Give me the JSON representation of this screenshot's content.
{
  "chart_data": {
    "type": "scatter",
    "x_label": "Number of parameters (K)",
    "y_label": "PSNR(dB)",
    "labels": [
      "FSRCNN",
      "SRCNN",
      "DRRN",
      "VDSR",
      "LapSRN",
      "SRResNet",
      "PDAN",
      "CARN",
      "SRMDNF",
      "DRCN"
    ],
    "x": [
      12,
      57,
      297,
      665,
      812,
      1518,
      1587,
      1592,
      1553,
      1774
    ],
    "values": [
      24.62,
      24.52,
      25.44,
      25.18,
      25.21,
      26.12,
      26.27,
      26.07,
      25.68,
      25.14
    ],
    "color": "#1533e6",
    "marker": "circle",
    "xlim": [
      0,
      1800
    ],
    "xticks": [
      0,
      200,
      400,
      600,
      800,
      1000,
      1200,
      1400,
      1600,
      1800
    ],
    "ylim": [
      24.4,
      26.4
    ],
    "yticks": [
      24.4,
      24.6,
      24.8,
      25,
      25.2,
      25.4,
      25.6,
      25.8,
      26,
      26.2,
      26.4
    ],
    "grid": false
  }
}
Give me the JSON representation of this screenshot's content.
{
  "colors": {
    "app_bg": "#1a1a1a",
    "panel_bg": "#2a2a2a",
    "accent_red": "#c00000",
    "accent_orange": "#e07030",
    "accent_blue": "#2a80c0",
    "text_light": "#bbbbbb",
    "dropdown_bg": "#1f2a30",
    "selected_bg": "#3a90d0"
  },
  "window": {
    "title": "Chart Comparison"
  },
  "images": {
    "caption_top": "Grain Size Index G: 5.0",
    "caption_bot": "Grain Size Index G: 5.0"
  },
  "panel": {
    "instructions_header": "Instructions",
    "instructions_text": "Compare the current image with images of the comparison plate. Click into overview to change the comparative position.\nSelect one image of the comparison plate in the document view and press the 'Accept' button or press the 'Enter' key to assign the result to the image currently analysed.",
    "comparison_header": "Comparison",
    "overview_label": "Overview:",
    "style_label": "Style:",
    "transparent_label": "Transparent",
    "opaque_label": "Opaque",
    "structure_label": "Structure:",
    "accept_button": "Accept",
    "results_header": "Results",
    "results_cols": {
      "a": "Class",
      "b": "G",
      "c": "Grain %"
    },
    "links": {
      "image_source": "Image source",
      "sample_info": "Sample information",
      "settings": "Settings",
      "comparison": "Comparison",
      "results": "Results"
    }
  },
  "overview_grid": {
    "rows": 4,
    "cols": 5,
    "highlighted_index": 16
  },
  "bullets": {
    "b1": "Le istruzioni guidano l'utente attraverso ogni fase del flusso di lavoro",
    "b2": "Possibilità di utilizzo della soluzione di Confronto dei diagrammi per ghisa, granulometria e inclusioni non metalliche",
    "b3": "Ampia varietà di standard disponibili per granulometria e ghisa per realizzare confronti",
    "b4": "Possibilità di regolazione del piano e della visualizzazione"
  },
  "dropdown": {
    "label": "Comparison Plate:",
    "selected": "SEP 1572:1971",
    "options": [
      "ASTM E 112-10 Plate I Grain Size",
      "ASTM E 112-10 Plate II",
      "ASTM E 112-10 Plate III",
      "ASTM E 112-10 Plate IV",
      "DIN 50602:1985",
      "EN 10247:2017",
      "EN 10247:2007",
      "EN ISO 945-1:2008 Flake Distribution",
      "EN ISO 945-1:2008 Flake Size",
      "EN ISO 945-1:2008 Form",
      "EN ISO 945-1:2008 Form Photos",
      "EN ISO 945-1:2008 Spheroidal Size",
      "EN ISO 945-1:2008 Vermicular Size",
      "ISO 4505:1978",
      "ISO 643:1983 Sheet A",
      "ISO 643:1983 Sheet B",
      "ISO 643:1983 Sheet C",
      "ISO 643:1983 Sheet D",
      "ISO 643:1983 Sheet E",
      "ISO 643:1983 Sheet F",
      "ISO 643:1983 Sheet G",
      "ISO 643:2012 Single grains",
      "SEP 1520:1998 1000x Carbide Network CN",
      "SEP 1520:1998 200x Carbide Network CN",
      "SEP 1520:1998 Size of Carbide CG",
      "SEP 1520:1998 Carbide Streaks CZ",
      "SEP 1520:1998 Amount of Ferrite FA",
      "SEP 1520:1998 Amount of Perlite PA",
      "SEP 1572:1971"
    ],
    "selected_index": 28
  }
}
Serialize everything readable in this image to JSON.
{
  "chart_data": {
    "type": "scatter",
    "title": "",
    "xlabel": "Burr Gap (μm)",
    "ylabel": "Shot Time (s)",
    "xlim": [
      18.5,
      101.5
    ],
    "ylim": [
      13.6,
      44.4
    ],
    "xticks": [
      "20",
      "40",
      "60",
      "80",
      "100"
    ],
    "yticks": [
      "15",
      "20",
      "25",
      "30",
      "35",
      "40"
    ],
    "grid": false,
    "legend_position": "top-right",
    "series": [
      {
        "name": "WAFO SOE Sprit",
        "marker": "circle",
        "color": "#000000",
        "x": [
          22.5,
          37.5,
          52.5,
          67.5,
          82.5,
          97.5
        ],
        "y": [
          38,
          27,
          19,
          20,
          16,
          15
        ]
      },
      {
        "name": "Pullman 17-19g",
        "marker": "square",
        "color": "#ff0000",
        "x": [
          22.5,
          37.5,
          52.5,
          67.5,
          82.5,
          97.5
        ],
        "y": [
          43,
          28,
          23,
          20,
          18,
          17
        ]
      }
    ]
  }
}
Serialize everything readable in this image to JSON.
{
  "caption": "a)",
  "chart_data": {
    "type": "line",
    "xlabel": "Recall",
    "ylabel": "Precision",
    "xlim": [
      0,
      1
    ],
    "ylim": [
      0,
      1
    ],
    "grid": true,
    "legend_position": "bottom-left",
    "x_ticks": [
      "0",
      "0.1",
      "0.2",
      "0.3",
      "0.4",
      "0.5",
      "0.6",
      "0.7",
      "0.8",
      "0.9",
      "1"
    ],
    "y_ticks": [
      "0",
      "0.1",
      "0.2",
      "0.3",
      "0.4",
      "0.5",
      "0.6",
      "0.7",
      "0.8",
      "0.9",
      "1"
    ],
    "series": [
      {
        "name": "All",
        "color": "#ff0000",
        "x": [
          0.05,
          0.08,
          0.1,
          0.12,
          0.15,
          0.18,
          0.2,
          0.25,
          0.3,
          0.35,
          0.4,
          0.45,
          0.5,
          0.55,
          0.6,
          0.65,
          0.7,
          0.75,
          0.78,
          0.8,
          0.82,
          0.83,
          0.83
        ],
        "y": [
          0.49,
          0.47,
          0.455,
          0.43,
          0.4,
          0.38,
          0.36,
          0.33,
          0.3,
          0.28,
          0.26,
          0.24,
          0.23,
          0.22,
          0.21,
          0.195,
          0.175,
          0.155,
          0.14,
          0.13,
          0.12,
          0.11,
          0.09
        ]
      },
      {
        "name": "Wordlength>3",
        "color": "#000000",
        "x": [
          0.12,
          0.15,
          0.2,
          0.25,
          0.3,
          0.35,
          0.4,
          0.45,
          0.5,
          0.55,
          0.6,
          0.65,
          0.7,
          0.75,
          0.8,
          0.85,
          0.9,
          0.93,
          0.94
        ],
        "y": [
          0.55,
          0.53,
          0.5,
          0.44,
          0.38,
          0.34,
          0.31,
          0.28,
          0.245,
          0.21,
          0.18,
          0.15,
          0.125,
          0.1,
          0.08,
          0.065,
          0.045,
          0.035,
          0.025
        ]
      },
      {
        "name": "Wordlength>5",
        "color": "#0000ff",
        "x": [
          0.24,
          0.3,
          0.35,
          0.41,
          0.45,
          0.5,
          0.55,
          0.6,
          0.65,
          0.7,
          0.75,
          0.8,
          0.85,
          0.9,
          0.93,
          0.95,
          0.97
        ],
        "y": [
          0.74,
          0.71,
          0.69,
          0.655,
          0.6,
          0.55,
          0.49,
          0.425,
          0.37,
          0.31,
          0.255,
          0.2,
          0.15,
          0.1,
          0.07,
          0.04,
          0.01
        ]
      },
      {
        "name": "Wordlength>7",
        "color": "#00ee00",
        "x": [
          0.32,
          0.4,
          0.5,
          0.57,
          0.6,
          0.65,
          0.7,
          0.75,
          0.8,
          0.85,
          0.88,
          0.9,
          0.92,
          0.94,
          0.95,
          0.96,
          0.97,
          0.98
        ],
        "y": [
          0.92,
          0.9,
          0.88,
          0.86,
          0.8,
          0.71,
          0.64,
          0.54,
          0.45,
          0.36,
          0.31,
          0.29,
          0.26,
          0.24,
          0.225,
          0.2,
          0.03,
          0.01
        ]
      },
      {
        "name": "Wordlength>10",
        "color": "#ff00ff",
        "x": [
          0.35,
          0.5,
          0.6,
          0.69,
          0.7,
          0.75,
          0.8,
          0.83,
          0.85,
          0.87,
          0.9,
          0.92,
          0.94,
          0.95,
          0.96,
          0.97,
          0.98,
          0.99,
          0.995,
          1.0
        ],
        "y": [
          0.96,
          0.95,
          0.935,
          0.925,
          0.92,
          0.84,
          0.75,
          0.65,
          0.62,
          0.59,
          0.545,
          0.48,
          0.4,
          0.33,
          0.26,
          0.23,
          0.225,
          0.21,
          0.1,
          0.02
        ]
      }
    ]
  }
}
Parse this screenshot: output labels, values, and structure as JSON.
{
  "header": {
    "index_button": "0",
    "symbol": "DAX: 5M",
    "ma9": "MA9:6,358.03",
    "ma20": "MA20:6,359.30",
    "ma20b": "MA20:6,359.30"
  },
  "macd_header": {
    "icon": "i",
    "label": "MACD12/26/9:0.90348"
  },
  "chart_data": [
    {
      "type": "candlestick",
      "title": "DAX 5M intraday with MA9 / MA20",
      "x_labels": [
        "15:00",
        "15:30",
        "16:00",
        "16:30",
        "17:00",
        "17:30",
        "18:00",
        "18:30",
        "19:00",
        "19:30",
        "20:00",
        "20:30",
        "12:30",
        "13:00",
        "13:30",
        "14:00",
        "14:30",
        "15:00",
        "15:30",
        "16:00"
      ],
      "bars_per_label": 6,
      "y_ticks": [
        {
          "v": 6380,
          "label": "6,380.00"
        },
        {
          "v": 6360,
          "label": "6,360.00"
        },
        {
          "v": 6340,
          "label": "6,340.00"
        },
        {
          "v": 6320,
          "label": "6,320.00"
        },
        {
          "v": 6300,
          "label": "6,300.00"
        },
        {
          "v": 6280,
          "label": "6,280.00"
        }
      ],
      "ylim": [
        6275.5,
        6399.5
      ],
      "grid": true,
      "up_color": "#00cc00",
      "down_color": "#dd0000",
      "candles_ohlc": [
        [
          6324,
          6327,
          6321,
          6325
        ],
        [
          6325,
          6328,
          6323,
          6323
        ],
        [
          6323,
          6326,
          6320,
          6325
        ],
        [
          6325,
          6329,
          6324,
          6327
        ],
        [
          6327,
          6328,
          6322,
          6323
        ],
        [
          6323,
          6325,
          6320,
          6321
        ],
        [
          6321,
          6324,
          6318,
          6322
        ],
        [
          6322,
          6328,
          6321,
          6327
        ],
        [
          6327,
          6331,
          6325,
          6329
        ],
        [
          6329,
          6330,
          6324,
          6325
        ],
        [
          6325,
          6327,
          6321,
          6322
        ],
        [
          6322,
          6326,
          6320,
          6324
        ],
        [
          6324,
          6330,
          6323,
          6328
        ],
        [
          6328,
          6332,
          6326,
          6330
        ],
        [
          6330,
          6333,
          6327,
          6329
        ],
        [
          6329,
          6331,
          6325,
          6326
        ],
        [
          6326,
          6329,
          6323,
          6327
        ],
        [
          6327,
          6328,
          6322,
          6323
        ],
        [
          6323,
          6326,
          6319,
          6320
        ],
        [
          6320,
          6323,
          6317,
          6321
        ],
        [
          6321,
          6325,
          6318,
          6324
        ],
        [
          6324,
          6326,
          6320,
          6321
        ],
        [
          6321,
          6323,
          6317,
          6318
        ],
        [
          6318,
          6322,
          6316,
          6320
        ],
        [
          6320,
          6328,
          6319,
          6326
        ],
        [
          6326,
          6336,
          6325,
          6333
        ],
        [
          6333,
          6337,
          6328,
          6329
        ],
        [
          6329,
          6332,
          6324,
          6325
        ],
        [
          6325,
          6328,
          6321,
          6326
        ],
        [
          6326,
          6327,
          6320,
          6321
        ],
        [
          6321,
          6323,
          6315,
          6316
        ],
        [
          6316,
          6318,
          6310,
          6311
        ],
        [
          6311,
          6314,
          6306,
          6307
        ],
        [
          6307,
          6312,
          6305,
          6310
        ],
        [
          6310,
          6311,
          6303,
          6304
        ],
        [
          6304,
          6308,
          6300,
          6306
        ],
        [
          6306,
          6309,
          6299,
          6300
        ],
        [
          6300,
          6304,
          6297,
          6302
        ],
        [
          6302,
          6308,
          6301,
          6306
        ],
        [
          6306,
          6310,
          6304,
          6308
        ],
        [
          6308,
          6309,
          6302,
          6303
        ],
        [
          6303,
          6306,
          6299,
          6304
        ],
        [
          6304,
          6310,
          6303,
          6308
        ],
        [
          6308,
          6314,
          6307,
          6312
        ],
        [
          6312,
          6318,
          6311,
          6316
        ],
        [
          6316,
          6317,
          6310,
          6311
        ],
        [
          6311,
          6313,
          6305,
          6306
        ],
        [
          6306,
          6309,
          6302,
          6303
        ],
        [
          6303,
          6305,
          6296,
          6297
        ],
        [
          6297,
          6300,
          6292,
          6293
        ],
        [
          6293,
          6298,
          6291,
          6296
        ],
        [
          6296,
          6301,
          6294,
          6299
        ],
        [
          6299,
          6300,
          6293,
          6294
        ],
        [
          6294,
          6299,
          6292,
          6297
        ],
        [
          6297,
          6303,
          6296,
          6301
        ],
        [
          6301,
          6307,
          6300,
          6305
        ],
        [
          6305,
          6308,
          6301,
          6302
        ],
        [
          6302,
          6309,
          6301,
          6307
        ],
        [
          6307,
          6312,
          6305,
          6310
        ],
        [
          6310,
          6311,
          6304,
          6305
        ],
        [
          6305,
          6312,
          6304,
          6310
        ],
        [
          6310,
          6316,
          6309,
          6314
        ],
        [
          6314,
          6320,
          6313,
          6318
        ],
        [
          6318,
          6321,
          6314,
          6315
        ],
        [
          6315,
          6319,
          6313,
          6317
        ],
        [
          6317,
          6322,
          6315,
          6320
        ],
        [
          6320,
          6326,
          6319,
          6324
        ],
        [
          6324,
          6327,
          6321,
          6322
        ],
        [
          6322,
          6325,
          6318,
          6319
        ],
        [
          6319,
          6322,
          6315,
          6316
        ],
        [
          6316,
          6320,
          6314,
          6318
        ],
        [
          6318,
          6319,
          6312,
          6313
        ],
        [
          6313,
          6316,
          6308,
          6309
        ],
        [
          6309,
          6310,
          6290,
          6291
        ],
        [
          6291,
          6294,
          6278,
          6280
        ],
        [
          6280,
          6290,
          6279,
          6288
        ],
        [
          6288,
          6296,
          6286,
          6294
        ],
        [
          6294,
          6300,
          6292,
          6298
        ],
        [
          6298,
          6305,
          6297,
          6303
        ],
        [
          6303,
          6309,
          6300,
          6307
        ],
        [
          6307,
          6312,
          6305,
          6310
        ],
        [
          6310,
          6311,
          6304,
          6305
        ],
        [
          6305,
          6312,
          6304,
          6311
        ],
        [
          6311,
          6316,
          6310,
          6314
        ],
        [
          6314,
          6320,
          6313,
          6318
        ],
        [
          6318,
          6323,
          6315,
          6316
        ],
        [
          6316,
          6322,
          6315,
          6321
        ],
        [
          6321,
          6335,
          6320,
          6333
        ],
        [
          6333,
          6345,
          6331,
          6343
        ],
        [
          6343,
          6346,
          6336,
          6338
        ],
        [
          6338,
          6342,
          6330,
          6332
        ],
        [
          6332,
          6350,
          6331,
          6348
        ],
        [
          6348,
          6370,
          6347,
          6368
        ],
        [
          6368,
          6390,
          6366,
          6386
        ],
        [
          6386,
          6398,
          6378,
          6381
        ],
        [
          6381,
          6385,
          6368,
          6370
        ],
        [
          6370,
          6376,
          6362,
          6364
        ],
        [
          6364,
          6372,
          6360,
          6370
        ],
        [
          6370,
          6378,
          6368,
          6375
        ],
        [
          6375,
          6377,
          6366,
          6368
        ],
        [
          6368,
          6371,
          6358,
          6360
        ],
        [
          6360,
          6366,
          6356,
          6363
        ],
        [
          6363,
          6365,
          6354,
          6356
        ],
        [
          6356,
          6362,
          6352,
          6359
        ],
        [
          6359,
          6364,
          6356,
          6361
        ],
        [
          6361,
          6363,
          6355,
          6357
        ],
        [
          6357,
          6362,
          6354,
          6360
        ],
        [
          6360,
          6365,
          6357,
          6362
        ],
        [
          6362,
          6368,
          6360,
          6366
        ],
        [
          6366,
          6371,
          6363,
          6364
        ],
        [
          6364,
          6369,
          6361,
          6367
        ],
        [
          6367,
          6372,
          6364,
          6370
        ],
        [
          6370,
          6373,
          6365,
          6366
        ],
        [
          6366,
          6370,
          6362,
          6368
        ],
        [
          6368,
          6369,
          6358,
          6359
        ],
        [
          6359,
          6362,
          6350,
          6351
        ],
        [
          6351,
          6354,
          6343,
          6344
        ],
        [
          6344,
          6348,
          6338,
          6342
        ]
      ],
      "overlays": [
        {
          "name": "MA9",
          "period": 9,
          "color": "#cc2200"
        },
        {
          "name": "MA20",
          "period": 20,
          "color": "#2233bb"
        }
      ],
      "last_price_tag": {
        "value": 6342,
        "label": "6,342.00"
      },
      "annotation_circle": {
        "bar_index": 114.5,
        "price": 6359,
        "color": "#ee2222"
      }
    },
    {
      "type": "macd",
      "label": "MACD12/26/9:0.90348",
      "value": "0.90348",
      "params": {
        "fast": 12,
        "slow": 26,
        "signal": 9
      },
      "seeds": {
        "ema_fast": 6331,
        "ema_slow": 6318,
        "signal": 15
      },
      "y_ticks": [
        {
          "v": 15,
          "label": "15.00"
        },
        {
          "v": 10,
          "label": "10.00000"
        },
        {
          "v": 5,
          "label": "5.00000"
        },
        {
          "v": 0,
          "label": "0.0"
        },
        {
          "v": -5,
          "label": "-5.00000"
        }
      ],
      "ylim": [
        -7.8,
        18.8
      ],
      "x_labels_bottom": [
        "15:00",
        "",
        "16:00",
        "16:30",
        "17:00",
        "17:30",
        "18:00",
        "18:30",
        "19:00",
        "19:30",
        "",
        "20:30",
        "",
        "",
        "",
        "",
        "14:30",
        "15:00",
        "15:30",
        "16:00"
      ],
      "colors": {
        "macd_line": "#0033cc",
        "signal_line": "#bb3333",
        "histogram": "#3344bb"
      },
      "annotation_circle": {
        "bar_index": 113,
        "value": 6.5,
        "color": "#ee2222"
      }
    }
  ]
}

-.-.-

### SHORT TASK
Extract all lines from the data in which "Sheet" is found.

### RESULT
      "ISO 643:1983 Sheet A",
      "ISO 643:1983 Sheet B",
      "ISO 643:1983 Sheet C",
      "ISO 643:1983 Sheet D",
      "ISO 643:1983 Sheet E",
      "ISO 643:1983 Sheet F",
      "ISO 643:1983 Sheet G",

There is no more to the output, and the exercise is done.